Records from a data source
_____

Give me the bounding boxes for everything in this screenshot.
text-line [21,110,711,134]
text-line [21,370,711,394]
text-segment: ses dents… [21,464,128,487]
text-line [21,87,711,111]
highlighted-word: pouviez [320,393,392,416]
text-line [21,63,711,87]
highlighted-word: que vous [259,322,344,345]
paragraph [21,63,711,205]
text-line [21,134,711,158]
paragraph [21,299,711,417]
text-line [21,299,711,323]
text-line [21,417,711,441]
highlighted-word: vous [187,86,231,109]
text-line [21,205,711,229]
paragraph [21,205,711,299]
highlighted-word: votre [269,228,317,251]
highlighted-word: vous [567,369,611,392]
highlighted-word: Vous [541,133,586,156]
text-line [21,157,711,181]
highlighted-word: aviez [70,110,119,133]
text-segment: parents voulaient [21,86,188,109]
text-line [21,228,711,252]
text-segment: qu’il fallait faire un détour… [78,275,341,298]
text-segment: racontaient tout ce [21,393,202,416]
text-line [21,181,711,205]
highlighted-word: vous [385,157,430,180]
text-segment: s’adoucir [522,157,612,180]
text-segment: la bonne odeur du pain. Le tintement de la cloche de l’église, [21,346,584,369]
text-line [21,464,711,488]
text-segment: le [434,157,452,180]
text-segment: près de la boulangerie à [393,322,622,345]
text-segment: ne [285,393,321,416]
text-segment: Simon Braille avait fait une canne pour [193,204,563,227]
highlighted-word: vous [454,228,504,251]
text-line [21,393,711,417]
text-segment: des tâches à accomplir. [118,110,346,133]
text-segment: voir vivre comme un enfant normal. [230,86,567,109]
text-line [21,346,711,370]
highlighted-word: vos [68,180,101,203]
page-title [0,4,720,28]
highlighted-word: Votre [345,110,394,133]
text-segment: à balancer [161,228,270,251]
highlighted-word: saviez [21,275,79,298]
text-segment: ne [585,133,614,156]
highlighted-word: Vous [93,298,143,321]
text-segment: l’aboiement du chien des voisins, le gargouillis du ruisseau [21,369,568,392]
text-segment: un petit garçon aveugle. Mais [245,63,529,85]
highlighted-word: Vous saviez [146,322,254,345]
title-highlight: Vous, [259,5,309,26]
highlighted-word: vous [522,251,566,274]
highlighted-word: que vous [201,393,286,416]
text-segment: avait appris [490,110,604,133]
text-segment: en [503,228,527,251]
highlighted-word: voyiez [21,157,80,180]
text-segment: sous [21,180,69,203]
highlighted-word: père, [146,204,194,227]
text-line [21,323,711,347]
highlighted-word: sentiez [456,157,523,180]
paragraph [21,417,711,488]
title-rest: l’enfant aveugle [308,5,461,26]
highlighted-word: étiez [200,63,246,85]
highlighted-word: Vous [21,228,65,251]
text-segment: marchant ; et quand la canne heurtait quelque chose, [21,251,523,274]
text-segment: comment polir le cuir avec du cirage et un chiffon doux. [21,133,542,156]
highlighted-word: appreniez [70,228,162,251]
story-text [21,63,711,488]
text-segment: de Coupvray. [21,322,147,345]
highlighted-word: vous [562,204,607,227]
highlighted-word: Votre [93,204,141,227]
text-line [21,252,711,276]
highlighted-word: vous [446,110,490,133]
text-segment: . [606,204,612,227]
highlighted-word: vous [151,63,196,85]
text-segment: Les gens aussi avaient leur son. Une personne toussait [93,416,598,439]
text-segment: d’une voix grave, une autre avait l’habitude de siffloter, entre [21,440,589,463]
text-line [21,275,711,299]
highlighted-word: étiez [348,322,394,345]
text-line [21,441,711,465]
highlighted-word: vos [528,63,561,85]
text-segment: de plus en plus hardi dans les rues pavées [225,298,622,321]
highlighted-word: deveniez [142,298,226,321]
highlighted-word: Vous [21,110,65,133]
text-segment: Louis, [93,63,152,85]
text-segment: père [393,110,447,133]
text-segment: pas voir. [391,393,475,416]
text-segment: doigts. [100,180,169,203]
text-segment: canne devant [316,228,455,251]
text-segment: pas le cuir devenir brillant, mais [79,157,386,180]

_____

▶ **The request**
Rewrite the records above with every "highlighted-word" changed to "marked-word" and nothing else altered.

▶ **Output of the exercise**
Give me the bounding boxes for everything in this screenshot.
text-line [21,110,711,134]
text-line [21,370,711,394]
text-segment: ses dents… [21,464,128,487]
text-line [21,87,711,111]
marked-word: pouviez [320,393,392,416]
text-line [21,63,711,87]
marked-word: que vous [259,322,344,345]
paragraph [21,63,711,205]
text-line [21,134,711,158]
paragraph [21,299,711,417]
text-line [21,299,711,323]
text-line [21,417,711,441]
marked-word: vous [187,86,231,109]
text-line [21,205,711,229]
paragraph [21,205,711,299]
marked-word: votre [269,228,317,251]
marked-word: vous [567,369,611,392]
marked-word: Vous [541,133,586,156]
text-line [21,157,711,181]
marked-word: aviez [70,110,119,133]
text-segment: parents voulaient [21,86,188,109]
text-line [21,228,711,252]
text-segment: qu’il fallait faire un détour… [78,275,341,298]
text-segment: racontaient tout ce [21,393,202,416]
text-line [21,181,711,205]
marked-word: vous [385,157,430,180]
text-segment: s’adoucir [522,157,612,180]
text-segment: la bonne odeur du pain. Le tintement de la cloche de l’église, [21,346,584,369]
text-line [21,464,711,488]
text-segment: le [434,157,452,180]
text-segment: près de la boulangerie à [393,322,622,345]
text-segment: ne [285,393,321,416]
text-segment: Simon Braille avait fait une canne pour [193,204,563,227]
marked-word: vous [454,228,504,251]
text-line [21,393,711,417]
text-segment: des tâches à accomplir. [118,110,346,133]
text-segment: voir vivre comme un enfant normal. [230,86,567,109]
text-line [21,346,711,370]
marked-word: vos [68,180,101,203]
page-title [0,4,720,28]
marked-word: Votre [345,110,394,133]
text-segment: à balancer [161,228,270,251]
marked-word: saviez [21,275,79,298]
text-segment: ne [585,133,614,156]
marked-word: Vous [93,298,143,321]
text-segment: l’aboiement du chien des voisins, le gargouillis du ruisseau [21,369,568,392]
text-segment: un petit garçon aveugle. Mais [245,63,529,85]
marked-word: Vous saviez [146,322,254,345]
title-highlight: Vous, [259,5,309,26]
marked-word: vous [522,251,566,274]
marked-word: que vous [201,393,286,416]
text-segment: avait appris [490,110,604,133]
text-segment: en [503,228,527,251]
marked-word: voyiez [21,157,80,180]
text-segment: sous [21,180,69,203]
marked-word: père, [146,204,194,227]
text-line [21,323,711,347]
marked-word: sentiez [456,157,523,180]
paragraph [21,417,711,488]
title-rest: l’enfant aveugle [308,5,461,26]
marked-word: étiez [200,63,246,85]
marked-word: Vous [21,228,65,251]
text-segment: marchant ; et quand la canne heurtait quelque chose, [21,251,523,274]
text-segment: comment polir le cuir avec du cirage et un chiffon doux. [21,133,542,156]
marked-word: appreniez [70,228,162,251]
story-text [21,63,711,488]
text-segment: de Coupvray. [21,322,147,345]
marked-word: vous [562,204,607,227]
marked-word: Votre [93,204,141,227]
text-line [21,252,711,276]
marked-word: vous [446,110,490,133]
text-segment: . [606,204,612,227]
marked-word: vous [151,63,196,85]
text-segment: Les gens aussi avaient leur son. Une personne toussait [93,416,598,439]
text-segment: d’une voix grave, une autre avait l’habitude de siffloter, entre [21,440,589,463]
text-line [21,275,711,299]
marked-word: étiez [348,322,394,345]
text-line [21,441,711,465]
marked-word: vos [528,63,561,85]
text-segment: de plus en plus hardi dans les rues pavées [225,298,622,321]
marked-word: deveniez [142,298,226,321]
marked-word: Vous [21,110,65,133]
text-segment: Louis, [93,63,152,85]
text-segment: père [393,110,447,133]
text-segment: pas voir. [391,393,475,416]
text-segment: doigts. [100,180,169,203]
text-segment: canne devant [316,228,455,251]
text-segment: pas le cuir devenir brillant, mais [79,157,386,180]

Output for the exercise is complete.